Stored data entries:
(begin)
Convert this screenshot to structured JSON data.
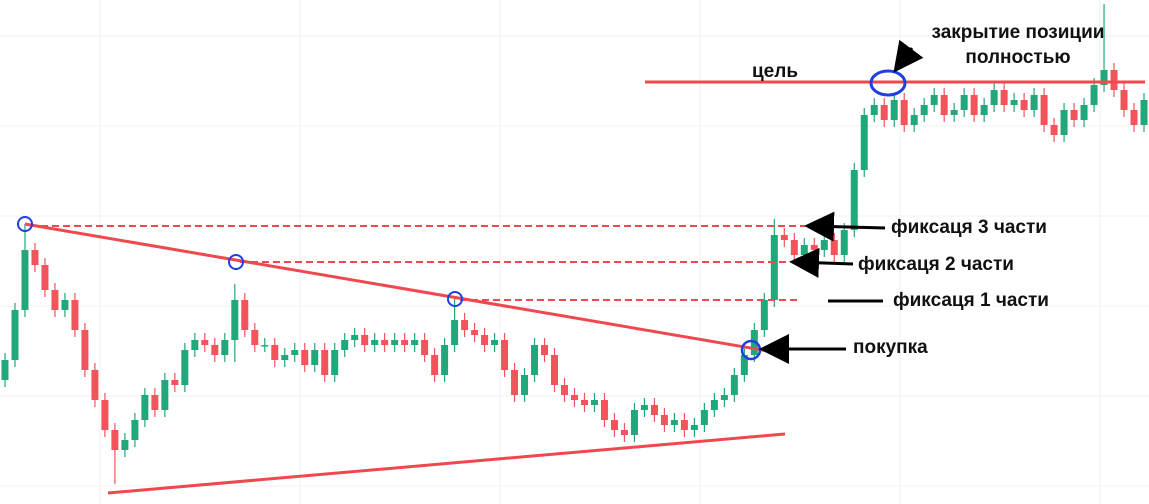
{
  "chart_data": {
    "type": "candlestick",
    "up_color": "#22a77a",
    "down_color": "#f2545b",
    "ylim": [
      0,
      504
    ],
    "open": [
      124,
      144,
      194,
      254,
      239,
      214,
      194,
      204,
      174,
      134,
      104,
      74,
      54,
      64,
      84,
      109,
      94,
      124,
      119,
      154,
      164,
      159,
      149,
      164,
      204,
      174,
      159,
      159,
      144,
      149,
      154,
      139,
      154,
      129,
      154,
      164,
      169,
      159,
      164,
      159,
      164,
      159,
      164,
      149,
      129,
      159,
      184,
      174,
      169,
      159,
      164,
      134,
      109,
      129,
      159,
      149,
      119,
      109,
      104,
      99,
      104,
      84,
      74,
      69,
      94,
      99,
      89,
      79,
      84,
      74,
      79,
      94,
      104,
      109,
      129,
      149,
      174,
      204,
      269,
      264,
      249,
      259,
      254,
      264,
      249,
      274,
      334,
      389,
      399,
      384,
      404,
      379,
      389,
      399,
      409,
      389,
      394,
      409,
      389,
      399,
      414,
      399,
      404,
      394,
      409,
      379,
      369,
      394,
      384,
      399,
      419,
      434,
      414,
      394,
      379
    ],
    "high": [
      151,
      201,
      280,
      261,
      246,
      221,
      211,
      211,
      181,
      141,
      111,
      81,
      71,
      91,
      116,
      116,
      131,
      131,
      161,
      171,
      171,
      166,
      171,
      220,
      211,
      181,
      166,
      166,
      156,
      161,
      161,
      161,
      161,
      161,
      171,
      176,
      176,
      171,
      171,
      171,
      171,
      171,
      171,
      156,
      166,
      205,
      191,
      181,
      176,
      171,
      171,
      141,
      136,
      166,
      166,
      156,
      126,
      116,
      111,
      111,
      111,
      91,
      81,
      101,
      106,
      106,
      96,
      91,
      91,
      86,
      101,
      111,
      116,
      136,
      156,
      181,
      211,
      285,
      276,
      271,
      266,
      266,
      271,
      271,
      281,
      341,
      396,
      406,
      406,
      411,
      411,
      396,
      406,
      416,
      416,
      401,
      416,
      416,
      406,
      421,
      421,
      411,
      411,
      416,
      416,
      386,
      401,
      401,
      406,
      426,
      500,
      441,
      421,
      401,
      411
    ],
    "low": [
      117,
      137,
      187,
      232,
      207,
      187,
      187,
      167,
      127,
      97,
      67,
      20,
      47,
      57,
      77,
      87,
      87,
      112,
      112,
      147,
      152,
      142,
      142,
      142,
      167,
      152,
      152,
      137,
      137,
      142,
      132,
      132,
      122,
      122,
      147,
      157,
      152,
      152,
      152,
      152,
      152,
      152,
      142,
      122,
      122,
      152,
      167,
      162,
      152,
      152,
      127,
      102,
      102,
      122,
      142,
      112,
      102,
      97,
      92,
      92,
      77,
      67,
      62,
      62,
      87,
      82,
      72,
      72,
      67,
      67,
      72,
      87,
      97,
      102,
      122,
      142,
      167,
      197,
      257,
      242,
      242,
      247,
      247,
      242,
      242,
      267,
      327,
      382,
      377,
      377,
      372,
      372,
      382,
      392,
      382,
      382,
      387,
      382,
      382,
      392,
      392,
      392,
      387,
      387,
      372,
      362,
      362,
      377,
      377,
      392,
      412,
      407,
      387,
      372,
      372
    ],
    "close": [
      144,
      194,
      254,
      239,
      214,
      194,
      204,
      174,
      134,
      104,
      74,
      54,
      64,
      84,
      109,
      94,
      124,
      119,
      154,
      164,
      159,
      149,
      164,
      204,
      174,
      159,
      159,
      144,
      149,
      154,
      139,
      154,
      129,
      154,
      164,
      169,
      159,
      164,
      159,
      164,
      159,
      164,
      149,
      129,
      159,
      184,
      174,
      169,
      159,
      164,
      134,
      109,
      129,
      159,
      149,
      119,
      109,
      104,
      99,
      104,
      84,
      74,
      69,
      94,
      99,
      89,
      79,
      84,
      74,
      79,
      94,
      104,
      109,
      129,
      149,
      174,
      204,
      269,
      264,
      249,
      259,
      254,
      264,
      249,
      274,
      334,
      389,
      399,
      384,
      404,
      379,
      389,
      399,
      409,
      389,
      394,
      409,
      389,
      399,
      414,
      399,
      404,
      394,
      409,
      379,
      369,
      394,
      384,
      399,
      419,
      434,
      414,
      394,
      379,
      404
    ],
    "annotations": {
      "target": "цель",
      "close_line1": "закрытие позиции",
      "close_line2": "полностью",
      "fix3": "фиксаця 3 части",
      "fix2": "фиксаця 2 части",
      "fix1": "фиксаця 1 части",
      "buy": "покупка"
    }
  }
}
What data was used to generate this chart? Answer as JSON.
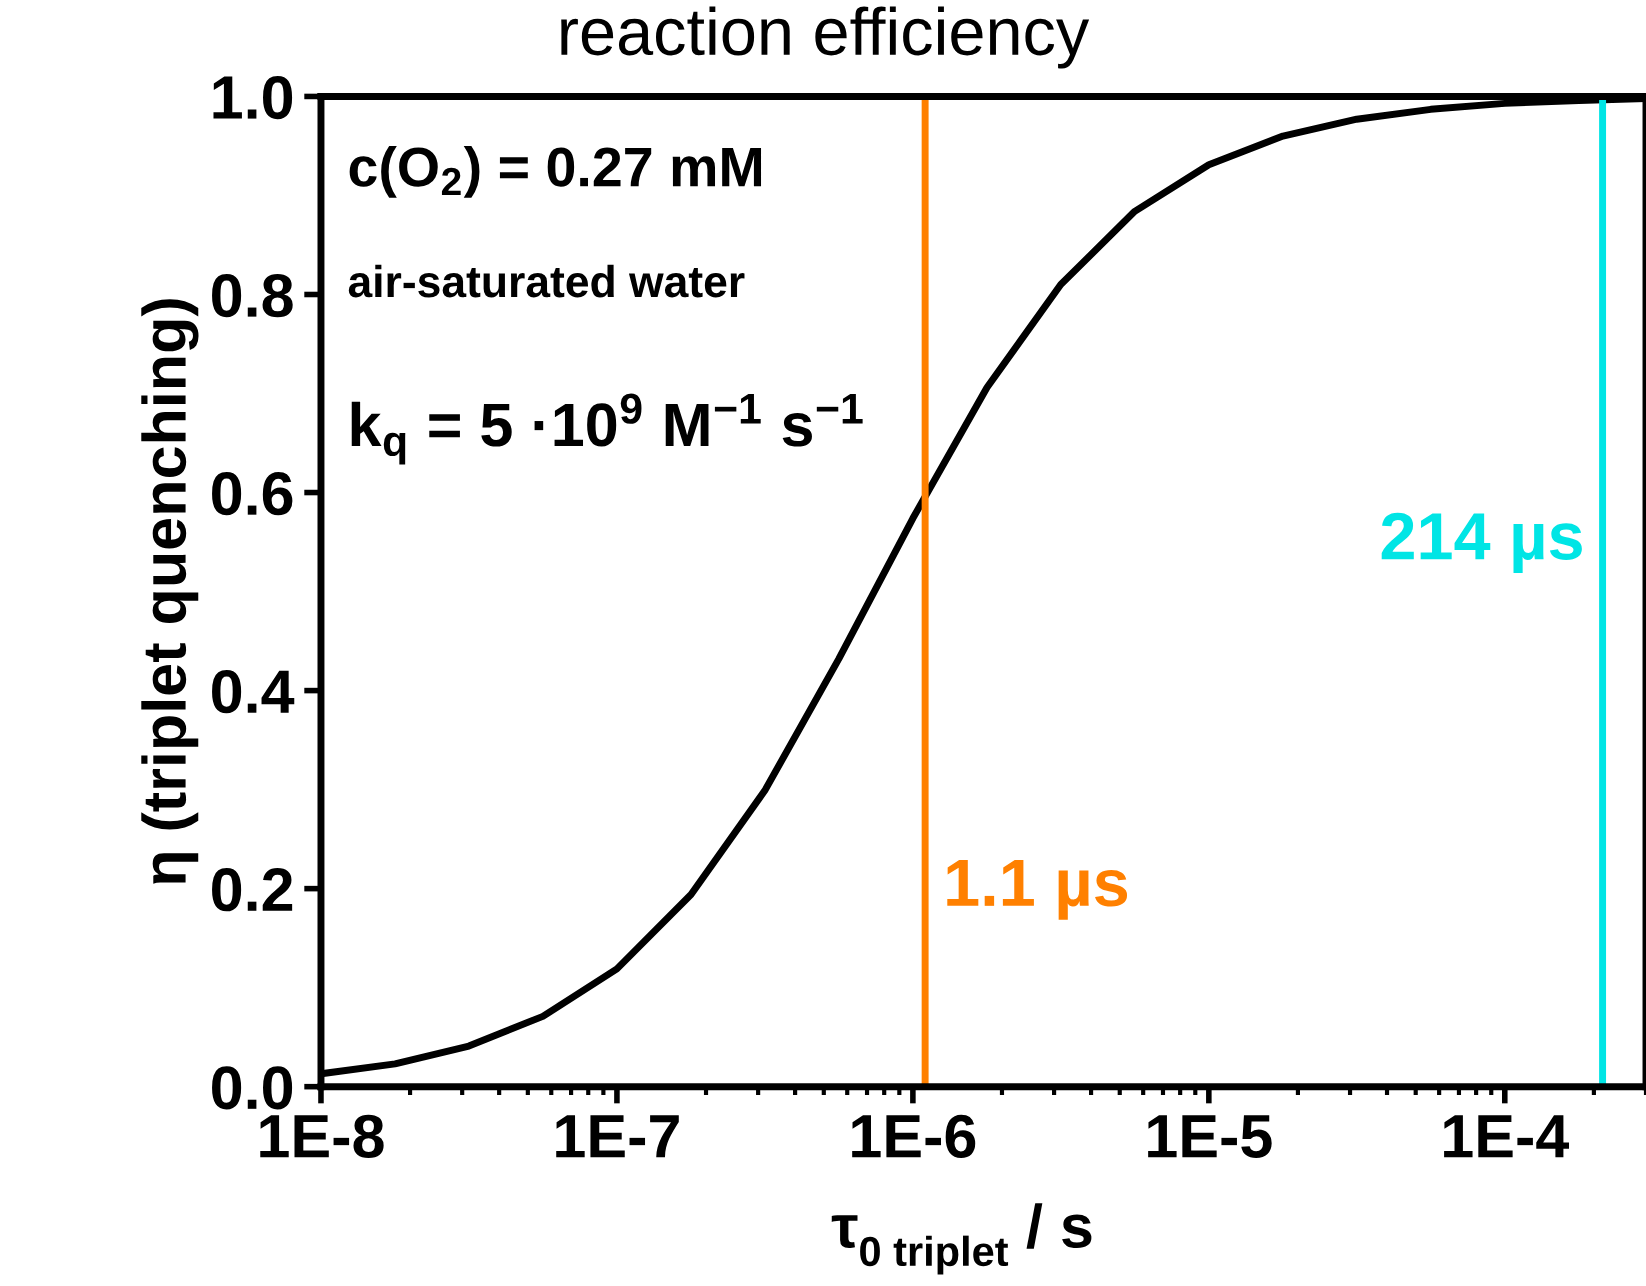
{
  "chart_data": {
    "type": "line",
    "title": "reaction efficiency",
    "xlabel": "τ$_{0 triplet}$ / s",
    "ylabel": "η (triplet quenching)",
    "log": "x",
    "xlim": [
      1e-08,
      0.0003
    ],
    "xticks": [
      {
        "value": 1e-08,
        "label": "1E-8"
      },
      {
        "value": 1e-07,
        "label": "1E-7"
      },
      {
        "value": 1e-06,
        "label": "1E-6"
      },
      {
        "value": 1e-05,
        "label": "1E-5"
      },
      {
        "value": 0.0001,
        "label": "1E-4"
      }
    ],
    "ylim": [
      0,
      1
    ],
    "yticks": [
      {
        "value": 0,
        "label": "0.0"
      },
      {
        "value": 0.2,
        "label": "0.2"
      },
      {
        "value": 0.4,
        "label": "0.4"
      },
      {
        "value": 0.6,
        "label": "0.6"
      },
      {
        "value": 0.8,
        "label": "0.8"
      },
      {
        "value": 1,
        "label": "1.0"
      }
    ],
    "x": [
      1e-08,
      1.78e-08,
      3.16e-08,
      5.62e-08,
      1e-07,
      1.78e-07,
      3.16e-07,
      5.62e-07,
      1e-06,
      1.78e-06,
      3.16e-06,
      5.62e-06,
      1e-05,
      1.78e-05,
      3.16e-05,
      5.62e-05,
      0.0001,
      0.000178,
      0.0003
    ],
    "series": [
      {
        "color": "#000000",
        "values": [
          0.013,
          0.023,
          0.041,
          0.071,
          0.119,
          0.194,
          0.299,
          0.432,
          0.574,
          0.706,
          0.81,
          0.884,
          0.931,
          0.96,
          0.977,
          0.987,
          0.993,
          0.996,
          0.998
        ]
      }
    ],
    "ref_lines": [
      {
        "axis": "x",
        "value": 1.1e-06,
        "label": "1.1 µs",
        "color": "#ff8000"
      },
      {
        "axis": "x",
        "value": 0.000214,
        "label": "214 µs",
        "color": "#00e5e5"
      }
    ],
    "annotations": [
      "c(O$_{2}$) = 0.27 mM",
      "air-saturated water",
      "k$_{q}$ = 5 ·10$^{9}$ M$^{−1}$ s$^{−1}$"
    ],
    "grid": false,
    "legend": false,
    "marker": "none",
    "line_style": "solid"
  }
}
(end)
Your objective: Pull out each line holding the string "this".

The solution:
Convert this screenshot to structured JSON data.
What data was used to generate this chart? Answer as JSON.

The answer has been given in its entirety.